GOAL – No images are to be carried over; print all other material exactly as it stands.

___

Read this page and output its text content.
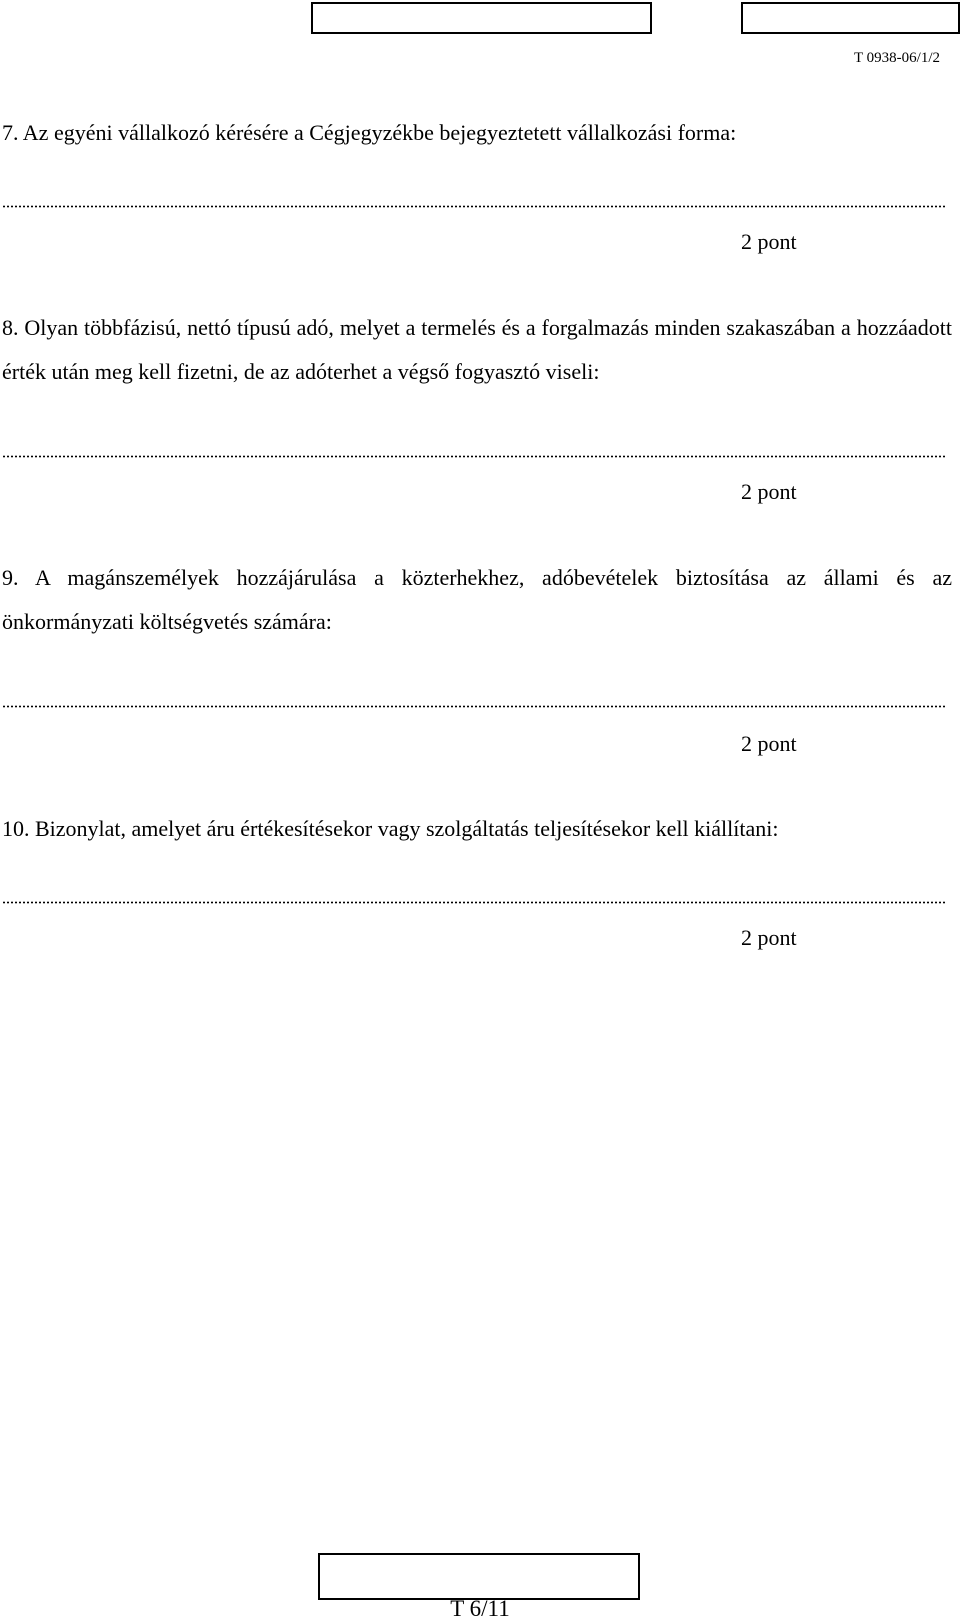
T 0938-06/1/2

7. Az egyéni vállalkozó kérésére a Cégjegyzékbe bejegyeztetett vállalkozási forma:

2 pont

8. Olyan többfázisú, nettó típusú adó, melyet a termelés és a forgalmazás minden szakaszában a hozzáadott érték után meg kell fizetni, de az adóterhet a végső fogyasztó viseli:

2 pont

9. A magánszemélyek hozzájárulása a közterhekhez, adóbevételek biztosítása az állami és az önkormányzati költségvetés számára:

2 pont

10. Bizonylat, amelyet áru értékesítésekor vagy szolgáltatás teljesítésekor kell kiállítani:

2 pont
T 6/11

___

REPLY TO THE TASK –
Read this page and output its text content.
T 0938-06/1/2

7. Az egyéni vállalkozó kérésére a Cégjegyzékbe bejegyeztetett vállalkozási forma:

2 pont

8. Olyan többfázisú, nettó típusú adó, melyet a termelés és a forgalmazás minden szakaszában a hozzáadott érték után meg kell fizetni, de az adóterhet a végső fogyasztó viseli:

2 pont

9. A magánszemélyek hozzájárulása a közterhekhez, adóbevételek biztosítása az állami és az önkormányzati költségvetés számára:

2 pont

10. Bizonylat, amelyet áru értékesítésekor vagy szolgáltatás teljesítésekor kell kiállítani:

2 pont
T 6/11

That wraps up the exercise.